_Problem_
Return all entries word for word, but drop any images.

════════════════

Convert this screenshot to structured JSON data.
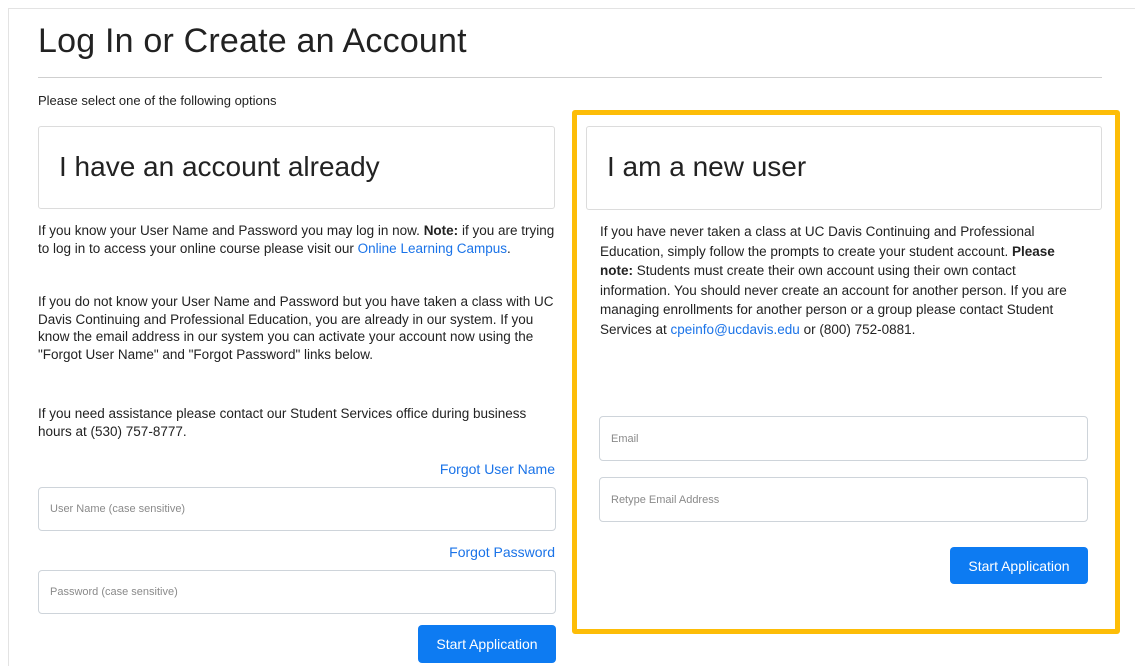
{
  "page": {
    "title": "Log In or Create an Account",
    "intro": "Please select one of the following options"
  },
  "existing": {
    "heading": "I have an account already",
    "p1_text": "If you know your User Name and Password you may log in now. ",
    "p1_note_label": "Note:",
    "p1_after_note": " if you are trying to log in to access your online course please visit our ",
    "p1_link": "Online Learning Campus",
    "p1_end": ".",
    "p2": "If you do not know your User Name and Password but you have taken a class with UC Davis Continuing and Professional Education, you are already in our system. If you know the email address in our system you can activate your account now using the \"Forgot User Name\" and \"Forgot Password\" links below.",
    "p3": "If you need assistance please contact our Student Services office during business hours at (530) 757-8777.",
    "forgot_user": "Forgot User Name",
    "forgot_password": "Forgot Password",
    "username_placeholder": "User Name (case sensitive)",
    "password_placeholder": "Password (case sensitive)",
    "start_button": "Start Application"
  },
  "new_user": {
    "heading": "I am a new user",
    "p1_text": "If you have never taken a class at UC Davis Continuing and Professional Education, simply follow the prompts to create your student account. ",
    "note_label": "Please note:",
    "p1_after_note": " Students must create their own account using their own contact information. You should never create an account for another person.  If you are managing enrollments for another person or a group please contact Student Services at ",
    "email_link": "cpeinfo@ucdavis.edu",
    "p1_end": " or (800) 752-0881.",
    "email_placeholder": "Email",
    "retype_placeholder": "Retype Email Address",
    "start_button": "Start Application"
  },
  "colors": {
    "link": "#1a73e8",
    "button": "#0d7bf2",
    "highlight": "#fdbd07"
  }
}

════════════════

_Response to the task_
Convert this screenshot to structured JSON data.
{
  "page": {
    "title": "Log In or Create an Account",
    "intro": "Please select one of the following options"
  },
  "existing": {
    "heading": "I have an account already",
    "p1_text": "If you know your User Name and Password you may log in now. ",
    "p1_note_label": "Note:",
    "p1_after_note": " if you are trying to log in to access your online course please visit our ",
    "p1_link": "Online Learning Campus",
    "p1_end": ".",
    "p2": "If you do not know your User Name and Password but you have taken a class with UC Davis Continuing and Professional Education, you are already in our system. If you know the email address in our system you can activate your account now using the \"Forgot User Name\" and \"Forgot Password\" links below.",
    "p3": "If you need assistance please contact our Student Services office during business hours at (530) 757-8777.",
    "forgot_user": "Forgot User Name",
    "forgot_password": "Forgot Password",
    "username_placeholder": "User Name (case sensitive)",
    "password_placeholder": "Password (case sensitive)",
    "start_button": "Start Application"
  },
  "new_user": {
    "heading": "I am a new user",
    "p1_text": "If you have never taken a class at UC Davis Continuing and Professional Education, simply follow the prompts to create your student account. ",
    "note_label": "Please note:",
    "p1_after_note": " Students must create their own account using their own contact information. You should never create an account for another person.  If you are managing enrollments for another person or a group please contact Student Services at ",
    "email_link": "cpeinfo@ucdavis.edu",
    "p1_end": " or (800) 752-0881.",
    "email_placeholder": "Email",
    "retype_placeholder": "Retype Email Address",
    "start_button": "Start Application"
  },
  "colors": {
    "link": "#1a73e8",
    "button": "#0d7bf2",
    "highlight": "#fdbd07"
  }
}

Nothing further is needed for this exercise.